__PROBLEM DETAILS__: Copy out every line of the records where the string "preciosos" occurs.

__MATERIAL__:
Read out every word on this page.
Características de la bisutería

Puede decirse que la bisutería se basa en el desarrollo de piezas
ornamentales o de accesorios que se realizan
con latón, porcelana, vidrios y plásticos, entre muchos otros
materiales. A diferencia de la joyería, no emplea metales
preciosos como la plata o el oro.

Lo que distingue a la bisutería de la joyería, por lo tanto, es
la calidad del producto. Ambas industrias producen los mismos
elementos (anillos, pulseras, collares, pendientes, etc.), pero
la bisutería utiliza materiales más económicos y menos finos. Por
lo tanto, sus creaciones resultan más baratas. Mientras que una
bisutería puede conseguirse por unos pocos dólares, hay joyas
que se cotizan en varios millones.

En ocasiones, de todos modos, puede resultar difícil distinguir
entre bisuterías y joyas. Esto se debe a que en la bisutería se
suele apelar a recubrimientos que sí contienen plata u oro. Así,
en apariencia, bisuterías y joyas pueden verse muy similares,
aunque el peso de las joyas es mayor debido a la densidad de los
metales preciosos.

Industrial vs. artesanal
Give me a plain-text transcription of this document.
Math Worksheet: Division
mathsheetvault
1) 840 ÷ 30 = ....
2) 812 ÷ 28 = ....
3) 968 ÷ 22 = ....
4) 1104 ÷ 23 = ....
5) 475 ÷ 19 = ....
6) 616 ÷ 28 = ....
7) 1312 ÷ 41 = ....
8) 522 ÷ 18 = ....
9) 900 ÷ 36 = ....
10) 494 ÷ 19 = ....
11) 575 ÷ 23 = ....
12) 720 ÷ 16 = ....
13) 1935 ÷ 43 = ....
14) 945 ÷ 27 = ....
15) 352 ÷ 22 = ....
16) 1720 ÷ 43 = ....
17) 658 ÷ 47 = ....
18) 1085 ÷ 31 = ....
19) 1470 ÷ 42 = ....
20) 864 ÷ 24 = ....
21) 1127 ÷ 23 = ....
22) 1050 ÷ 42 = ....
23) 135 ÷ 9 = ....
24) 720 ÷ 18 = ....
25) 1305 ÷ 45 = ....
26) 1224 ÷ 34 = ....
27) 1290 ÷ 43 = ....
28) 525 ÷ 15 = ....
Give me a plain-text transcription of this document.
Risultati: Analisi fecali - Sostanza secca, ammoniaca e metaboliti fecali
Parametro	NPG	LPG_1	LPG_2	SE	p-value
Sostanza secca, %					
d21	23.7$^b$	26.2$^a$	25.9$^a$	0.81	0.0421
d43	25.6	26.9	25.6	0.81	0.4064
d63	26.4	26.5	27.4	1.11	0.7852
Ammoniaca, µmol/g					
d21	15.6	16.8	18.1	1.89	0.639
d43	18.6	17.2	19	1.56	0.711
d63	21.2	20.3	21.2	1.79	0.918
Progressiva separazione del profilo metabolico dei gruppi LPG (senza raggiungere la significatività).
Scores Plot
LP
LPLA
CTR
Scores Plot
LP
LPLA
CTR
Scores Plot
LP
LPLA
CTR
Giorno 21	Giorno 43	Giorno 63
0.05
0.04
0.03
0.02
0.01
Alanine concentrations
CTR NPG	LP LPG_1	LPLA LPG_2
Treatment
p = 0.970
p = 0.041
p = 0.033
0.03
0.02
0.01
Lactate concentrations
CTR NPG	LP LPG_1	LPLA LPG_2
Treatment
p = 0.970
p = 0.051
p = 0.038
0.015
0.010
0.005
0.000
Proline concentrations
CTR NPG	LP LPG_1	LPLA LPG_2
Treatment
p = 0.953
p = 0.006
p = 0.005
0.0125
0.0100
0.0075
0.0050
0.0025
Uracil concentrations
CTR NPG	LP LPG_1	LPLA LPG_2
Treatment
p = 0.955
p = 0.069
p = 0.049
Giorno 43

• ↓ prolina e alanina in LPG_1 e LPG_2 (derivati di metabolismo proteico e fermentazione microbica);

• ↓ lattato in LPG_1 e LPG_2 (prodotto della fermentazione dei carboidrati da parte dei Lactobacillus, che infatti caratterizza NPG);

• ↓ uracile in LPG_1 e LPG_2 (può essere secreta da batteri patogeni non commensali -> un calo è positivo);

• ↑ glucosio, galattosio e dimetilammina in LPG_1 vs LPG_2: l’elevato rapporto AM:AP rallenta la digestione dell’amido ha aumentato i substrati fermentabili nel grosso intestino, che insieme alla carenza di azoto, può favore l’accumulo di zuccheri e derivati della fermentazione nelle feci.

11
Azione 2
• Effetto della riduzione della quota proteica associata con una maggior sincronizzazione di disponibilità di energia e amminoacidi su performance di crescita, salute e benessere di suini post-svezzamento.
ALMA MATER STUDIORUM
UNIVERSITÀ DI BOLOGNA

__SOLUTION FOR THIS EXERCISE__:
preciosos como la plata o el oro.
metales preciosos.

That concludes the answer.